▶ **Problem description**:
Provide an exact transcription of all the records.

▶ **Source records**:
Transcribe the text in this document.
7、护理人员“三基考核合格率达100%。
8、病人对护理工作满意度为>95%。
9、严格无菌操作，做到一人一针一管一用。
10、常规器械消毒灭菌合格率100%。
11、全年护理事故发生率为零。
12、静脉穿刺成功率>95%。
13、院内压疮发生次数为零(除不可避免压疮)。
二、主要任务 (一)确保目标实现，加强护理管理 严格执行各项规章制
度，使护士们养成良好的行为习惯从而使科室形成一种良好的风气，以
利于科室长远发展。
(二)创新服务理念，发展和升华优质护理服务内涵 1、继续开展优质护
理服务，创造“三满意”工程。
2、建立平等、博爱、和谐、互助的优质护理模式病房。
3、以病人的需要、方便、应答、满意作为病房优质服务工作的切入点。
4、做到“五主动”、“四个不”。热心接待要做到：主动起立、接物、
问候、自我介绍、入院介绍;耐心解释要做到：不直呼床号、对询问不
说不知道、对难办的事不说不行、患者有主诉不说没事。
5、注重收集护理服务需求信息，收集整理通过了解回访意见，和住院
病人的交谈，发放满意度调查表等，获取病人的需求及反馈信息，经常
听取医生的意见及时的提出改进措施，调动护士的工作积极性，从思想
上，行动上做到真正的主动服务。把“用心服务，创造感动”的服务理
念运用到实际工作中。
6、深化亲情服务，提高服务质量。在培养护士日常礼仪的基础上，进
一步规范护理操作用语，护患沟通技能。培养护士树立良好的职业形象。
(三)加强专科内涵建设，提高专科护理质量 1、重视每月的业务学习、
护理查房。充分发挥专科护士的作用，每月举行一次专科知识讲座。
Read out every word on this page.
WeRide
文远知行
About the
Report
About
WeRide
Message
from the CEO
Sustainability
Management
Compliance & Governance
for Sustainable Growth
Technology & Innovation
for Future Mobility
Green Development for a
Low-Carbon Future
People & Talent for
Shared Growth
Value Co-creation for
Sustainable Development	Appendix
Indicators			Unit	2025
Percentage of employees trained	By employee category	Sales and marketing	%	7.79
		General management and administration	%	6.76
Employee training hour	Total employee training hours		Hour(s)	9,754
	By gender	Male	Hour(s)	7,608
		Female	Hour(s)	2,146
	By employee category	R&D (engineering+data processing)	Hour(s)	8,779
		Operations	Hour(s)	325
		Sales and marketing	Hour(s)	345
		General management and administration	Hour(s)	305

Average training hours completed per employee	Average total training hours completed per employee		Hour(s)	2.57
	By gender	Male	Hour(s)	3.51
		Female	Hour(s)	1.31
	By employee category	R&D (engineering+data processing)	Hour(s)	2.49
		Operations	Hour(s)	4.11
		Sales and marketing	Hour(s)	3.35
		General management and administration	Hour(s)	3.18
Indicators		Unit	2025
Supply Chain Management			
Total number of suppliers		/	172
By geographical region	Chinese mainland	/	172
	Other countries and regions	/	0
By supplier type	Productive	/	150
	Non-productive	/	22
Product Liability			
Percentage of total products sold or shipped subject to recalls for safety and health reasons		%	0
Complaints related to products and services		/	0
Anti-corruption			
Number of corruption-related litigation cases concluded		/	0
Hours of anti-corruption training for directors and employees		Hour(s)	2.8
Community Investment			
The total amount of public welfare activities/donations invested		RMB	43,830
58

▶ **Written reply**:
Transcribe the text in this document.
7、护理人员“三基考核合格率达100%。
8、病人对护理工作满意度为>95%。
9、严格无菌操作，做到一人一针一管一用。
10、常规器械消毒灭菌合格率100%。
11、全年护理事故发生率为零。
12、静脉穿刺成功率>95%。
13、院内压疮发生次数为零(除不可避免压疮)。
二、主要任务 (一)确保目标实现，加强护理管理 严格执行各项规章制
度，使护士们养成良好的行为习惯从而使科室形成一种良好的风气，以
利于科室长远发展。
(二)创新服务理念，发展和升华优质护理服务内涵 1、继续开展优质护
理服务，创造“三满意”工程。
2、建立平等、博爱、和谐、互助的优质护理模式病房。
3、以病人的需要、方便、应答、满意作为病房优质服务工作的切入点。
4、做到“五主动”、“四个不”。热心接待要做到：主动起立、接物、
问候、自我介绍、入院介绍;耐心解释要做到：不直呼床号、对询问不
说不知道、对难办的事不说不行、患者有主诉不说没事。
5、注重收集护理服务需求信息，收集整理通过了解回访意见，和住院
病人的交谈，发放满意度调查表等，获取病人的需求及反馈信息，经常
听取医生的意见及时的提出改进措施，调动护士的工作积极性，从思想
上，行动上做到真正的主动服务。把“用心服务，创造感动”的服务理
念运用到实际工作中。
6、深化亲情服务，提高服务质量。在培养护士日常礼仪的基础上，进
一步规范护理操作用语，护患沟通技能。培养护士树立良好的职业形象。
(三)加强专科内涵建设，提高专科护理质量 1、重视每月的业务学习、
护理查房。充分发挥专科护士的作用，每月举行一次专科知识讲座。
Read out every word on this page.
WeRide
文远知行
About the
Report
About
WeRide
Message
from the CEO
Sustainability
Management
Compliance & Governance
for Sustainable Growth
Technology & Innovation
for Future Mobility
Green Development for a
Low-Carbon Future
People & Talent for
Shared Growth
Value Co-creation for
Sustainable Development	Appendix
Indicators			Unit	2025
Percentage of employees trained	By employee category	Sales and marketing	%	7.79
		General management and administration	%	6.76
Employee training hour	Total employee training hours		Hour(s)	9,754
	By gender	Male	Hour(s)	7,608
		Female	Hour(s)	2,146
	By employee category	R&D (engineering+data processing)	Hour(s)	8,779
		Operations	Hour(s)	325
		Sales and marketing	Hour(s)	345
		General management and administration	Hour(s)	305

Average training hours completed per employee	Average total training hours completed per employee		Hour(s)	2.57
	By gender	Male	Hour(s)	3.51
		Female	Hour(s)	1.31
	By employee category	R&D (engineering+data processing)	Hour(s)	2.49
		Operations	Hour(s)	4.11
		Sales and marketing	Hour(s)	3.35
		General management and administration	Hour(s)	3.18
Indicators		Unit	2025
Supply Chain Management			
Total number of suppliers		/	172
By geographical region	Chinese mainland	/	172
	Other countries and regions	/	0
By supplier type	Productive	/	150
	Non-productive	/	22
Product Liability			
Percentage of total products sold or shipped subject to recalls for safety and health reasons		%	0
Complaints related to products and services		/	0
Anti-corruption			
Number of corruption-related litigation cases concluded		/	0
Hours of anti-corruption training for directors and employees		Hour(s)	2.8
Community Investment			
The total amount of public welfare activities/donations invested		RMB	43,830
58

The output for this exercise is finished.